To be done >> Restate the records in their entirety, word for word.

— Start Input material —

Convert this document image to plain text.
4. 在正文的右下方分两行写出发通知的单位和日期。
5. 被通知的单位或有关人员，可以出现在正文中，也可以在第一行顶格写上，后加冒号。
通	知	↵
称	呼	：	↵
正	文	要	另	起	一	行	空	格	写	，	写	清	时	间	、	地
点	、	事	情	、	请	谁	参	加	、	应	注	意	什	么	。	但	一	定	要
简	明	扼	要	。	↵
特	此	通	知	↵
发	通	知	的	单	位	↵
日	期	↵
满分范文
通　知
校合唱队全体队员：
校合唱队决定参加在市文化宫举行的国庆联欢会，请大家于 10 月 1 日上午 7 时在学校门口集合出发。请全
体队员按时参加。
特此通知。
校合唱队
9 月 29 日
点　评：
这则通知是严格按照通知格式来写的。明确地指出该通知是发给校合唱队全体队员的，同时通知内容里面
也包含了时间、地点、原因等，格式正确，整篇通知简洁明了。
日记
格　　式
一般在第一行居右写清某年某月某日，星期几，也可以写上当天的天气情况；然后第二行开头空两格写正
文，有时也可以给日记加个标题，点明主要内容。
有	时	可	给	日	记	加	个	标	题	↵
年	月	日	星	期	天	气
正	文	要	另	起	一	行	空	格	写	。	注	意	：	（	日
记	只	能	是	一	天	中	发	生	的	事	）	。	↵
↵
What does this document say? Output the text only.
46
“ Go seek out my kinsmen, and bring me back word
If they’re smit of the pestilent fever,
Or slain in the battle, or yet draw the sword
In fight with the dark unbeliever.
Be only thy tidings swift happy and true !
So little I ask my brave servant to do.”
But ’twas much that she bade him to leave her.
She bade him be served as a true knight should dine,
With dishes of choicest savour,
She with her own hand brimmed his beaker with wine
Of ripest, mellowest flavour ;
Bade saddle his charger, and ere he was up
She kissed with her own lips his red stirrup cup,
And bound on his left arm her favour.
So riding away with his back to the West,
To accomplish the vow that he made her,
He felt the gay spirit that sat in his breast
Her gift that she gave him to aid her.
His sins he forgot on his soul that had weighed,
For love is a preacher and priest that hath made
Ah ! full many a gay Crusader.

— End Input material —

Result >>
Convert this document image to plain text.
4. 在正文的右下方分两行写出发通知的单位和日期。
5. 被通知的单位或有关人员，可以出现在正文中，也可以在第一行顶格写上，后加冒号。
通	知	↵
称	呼	：	↵
正	文	要	另	起	一	行	空	格	写	，	写	清	时	间	、	地
点	、	事	情	、	请	谁	参	加	、	应	注	意	什	么	。	但	一	定	要
简	明	扼	要	。	↵
特	此	通	知	↵
发	通	知	的	单	位	↵
日	期	↵
满分范文
通　知
校合唱队全体队员：
校合唱队决定参加在市文化宫举行的国庆联欢会，请大家于 10 月 1 日上午 7 时在学校门口集合出发。请全
体队员按时参加。
特此通知。
校合唱队
9 月 29 日
点　评：
这则通知是严格按照通知格式来写的。明确地指出该通知是发给校合唱队全体队员的，同时通知内容里面
也包含了时间、地点、原因等，格式正确，整篇通知简洁明了。
日记
格　　式
一般在第一行居右写清某年某月某日，星期几，也可以写上当天的天气情况；然后第二行开头空两格写正
文，有时也可以给日记加个标题，点明主要内容。
有	时	可	给	日	记	加	个	标	题	↵
年	月	日	星	期	天	气
正	文	要	另	起	一	行	空	格	写	。	注	意	：	（	日
记	只	能	是	一	天	中	发	生	的	事	）	。	↵
↵
What does this document say? Output the text only.
46
“ Go seek out my kinsmen, and bring me back word
If they’re smit of the pestilent fever,
Or slain in the battle, or yet draw the sword
In fight with the dark unbeliever.
Be only thy tidings swift happy and true !
So little I ask my brave servant to do.”
But ’twas much that she bade him to leave her.
She bade him be served as a true knight should dine,
With dishes of choicest savour,
She with her own hand brimmed his beaker with wine
Of ripest, mellowest flavour ;
Bade saddle his charger, and ere he was up
She kissed with her own lips his red stirrup cup,
And bound on his left arm her favour.
So riding away with his back to the West,
To accomplish the vow that he made her,
He felt the gay spirit that sat in his breast
Her gift that she gave him to aid her.
His sins he forgot on his soul that had weighed,
For love is a preacher and priest that hath made
Ah ! full many a gay Crusader.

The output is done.